AIM: In the data below, find every line that has the string "title", and copy it.

EXCERPTED RECORDS:

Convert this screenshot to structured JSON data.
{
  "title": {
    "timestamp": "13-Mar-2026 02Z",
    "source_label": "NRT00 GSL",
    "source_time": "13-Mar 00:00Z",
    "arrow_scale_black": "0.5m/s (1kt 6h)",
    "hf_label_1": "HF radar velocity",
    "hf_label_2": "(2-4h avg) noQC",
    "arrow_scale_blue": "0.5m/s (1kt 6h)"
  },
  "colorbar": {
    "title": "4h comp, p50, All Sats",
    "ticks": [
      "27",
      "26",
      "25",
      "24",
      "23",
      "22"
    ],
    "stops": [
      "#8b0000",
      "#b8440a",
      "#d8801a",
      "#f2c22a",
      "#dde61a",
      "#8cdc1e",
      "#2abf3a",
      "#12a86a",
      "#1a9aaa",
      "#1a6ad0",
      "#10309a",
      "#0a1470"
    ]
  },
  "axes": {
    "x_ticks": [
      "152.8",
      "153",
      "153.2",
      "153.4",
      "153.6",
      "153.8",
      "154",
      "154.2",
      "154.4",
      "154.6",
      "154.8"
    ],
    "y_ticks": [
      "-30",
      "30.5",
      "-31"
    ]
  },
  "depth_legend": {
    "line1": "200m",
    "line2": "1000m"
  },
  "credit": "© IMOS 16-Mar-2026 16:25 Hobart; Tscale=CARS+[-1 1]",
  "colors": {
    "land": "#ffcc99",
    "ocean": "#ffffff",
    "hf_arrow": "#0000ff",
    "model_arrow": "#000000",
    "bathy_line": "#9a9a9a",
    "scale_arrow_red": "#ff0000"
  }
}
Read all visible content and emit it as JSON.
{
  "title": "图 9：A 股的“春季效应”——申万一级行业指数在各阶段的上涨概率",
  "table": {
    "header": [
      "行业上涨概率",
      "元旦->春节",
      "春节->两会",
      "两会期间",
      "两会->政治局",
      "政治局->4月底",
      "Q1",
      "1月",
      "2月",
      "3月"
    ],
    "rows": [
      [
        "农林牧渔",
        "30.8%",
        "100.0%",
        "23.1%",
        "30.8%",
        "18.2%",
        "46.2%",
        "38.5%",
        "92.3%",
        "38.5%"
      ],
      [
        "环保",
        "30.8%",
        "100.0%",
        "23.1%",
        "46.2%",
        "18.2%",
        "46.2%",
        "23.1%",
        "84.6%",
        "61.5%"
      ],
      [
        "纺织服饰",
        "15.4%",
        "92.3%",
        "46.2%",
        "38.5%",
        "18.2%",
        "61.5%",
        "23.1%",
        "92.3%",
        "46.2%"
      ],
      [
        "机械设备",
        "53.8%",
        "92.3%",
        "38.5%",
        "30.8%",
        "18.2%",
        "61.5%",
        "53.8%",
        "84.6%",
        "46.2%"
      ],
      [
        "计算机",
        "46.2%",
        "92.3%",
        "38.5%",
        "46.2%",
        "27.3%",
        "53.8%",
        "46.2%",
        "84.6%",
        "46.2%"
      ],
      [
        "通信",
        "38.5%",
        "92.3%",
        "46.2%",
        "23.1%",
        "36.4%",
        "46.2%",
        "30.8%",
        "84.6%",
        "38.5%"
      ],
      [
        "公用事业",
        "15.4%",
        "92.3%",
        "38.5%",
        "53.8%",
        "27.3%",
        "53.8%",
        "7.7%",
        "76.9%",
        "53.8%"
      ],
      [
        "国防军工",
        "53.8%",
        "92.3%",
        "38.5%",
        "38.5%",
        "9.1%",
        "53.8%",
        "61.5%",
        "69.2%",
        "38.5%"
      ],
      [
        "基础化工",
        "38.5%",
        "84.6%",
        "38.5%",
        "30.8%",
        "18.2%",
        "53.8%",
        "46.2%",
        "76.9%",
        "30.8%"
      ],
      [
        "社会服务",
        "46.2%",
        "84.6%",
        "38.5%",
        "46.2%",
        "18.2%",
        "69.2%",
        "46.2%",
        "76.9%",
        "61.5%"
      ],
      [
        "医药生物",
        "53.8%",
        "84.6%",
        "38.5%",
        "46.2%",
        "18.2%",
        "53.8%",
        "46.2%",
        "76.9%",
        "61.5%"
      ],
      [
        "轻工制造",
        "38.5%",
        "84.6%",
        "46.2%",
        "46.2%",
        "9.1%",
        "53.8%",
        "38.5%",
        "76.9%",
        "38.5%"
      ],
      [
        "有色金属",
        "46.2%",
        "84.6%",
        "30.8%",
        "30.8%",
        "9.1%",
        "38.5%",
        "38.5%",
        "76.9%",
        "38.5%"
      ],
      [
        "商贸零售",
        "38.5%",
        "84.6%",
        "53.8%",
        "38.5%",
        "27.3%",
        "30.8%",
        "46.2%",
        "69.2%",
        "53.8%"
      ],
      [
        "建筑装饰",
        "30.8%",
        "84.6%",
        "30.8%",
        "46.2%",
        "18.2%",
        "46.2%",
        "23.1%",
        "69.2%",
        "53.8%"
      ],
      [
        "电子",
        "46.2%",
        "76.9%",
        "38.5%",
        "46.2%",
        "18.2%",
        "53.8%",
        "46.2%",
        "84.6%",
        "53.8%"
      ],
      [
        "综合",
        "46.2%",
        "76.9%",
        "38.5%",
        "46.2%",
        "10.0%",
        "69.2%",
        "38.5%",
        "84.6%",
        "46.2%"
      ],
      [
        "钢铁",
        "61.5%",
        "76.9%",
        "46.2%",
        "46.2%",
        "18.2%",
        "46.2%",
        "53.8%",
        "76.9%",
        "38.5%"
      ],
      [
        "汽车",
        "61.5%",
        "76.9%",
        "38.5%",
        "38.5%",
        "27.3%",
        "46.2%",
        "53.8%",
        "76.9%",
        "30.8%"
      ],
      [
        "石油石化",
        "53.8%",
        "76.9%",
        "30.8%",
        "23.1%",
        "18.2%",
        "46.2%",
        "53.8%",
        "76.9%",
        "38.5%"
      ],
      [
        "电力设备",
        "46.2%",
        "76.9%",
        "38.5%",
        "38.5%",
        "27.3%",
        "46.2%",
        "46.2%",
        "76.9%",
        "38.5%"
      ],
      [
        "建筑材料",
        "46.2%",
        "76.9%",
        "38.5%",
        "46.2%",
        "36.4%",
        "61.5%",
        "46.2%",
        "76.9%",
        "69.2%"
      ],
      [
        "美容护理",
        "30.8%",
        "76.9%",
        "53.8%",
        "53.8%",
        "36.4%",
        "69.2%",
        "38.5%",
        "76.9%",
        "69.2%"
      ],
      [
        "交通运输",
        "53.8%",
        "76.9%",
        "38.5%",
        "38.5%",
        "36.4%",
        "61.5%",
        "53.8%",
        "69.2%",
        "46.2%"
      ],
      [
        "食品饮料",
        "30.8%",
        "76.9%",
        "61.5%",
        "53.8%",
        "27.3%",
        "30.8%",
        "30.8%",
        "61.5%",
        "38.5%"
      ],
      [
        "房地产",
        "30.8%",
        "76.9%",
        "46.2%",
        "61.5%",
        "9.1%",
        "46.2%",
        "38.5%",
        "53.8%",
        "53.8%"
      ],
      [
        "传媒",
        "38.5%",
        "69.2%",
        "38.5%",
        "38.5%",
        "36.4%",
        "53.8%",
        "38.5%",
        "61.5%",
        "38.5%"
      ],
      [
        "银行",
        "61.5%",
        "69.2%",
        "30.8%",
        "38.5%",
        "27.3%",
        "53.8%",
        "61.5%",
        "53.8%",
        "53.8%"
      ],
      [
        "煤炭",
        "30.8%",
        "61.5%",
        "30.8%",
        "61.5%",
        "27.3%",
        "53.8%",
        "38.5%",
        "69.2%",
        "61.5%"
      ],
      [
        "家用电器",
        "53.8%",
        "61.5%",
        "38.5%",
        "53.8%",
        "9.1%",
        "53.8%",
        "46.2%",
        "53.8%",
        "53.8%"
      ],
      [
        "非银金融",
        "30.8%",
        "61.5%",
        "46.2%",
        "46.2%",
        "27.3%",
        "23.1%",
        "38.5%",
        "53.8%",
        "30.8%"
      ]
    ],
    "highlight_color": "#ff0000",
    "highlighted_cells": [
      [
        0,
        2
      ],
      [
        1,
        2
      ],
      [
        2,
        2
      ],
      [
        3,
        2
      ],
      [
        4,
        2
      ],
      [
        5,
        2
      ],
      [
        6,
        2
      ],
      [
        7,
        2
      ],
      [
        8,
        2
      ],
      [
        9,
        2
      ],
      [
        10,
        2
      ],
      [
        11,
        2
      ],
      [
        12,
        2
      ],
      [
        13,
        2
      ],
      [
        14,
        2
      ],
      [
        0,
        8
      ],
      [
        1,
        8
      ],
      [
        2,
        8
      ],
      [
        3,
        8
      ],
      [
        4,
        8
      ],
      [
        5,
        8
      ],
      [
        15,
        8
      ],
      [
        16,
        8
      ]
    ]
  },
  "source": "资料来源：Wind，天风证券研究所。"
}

COMPLETE RESPONSE:
  "title": {
    "title": "4h comp, p50, All Sats",
  "title": "图 9：A 股的“春季效应”——申万一级行业指数在各阶段的上涨概率",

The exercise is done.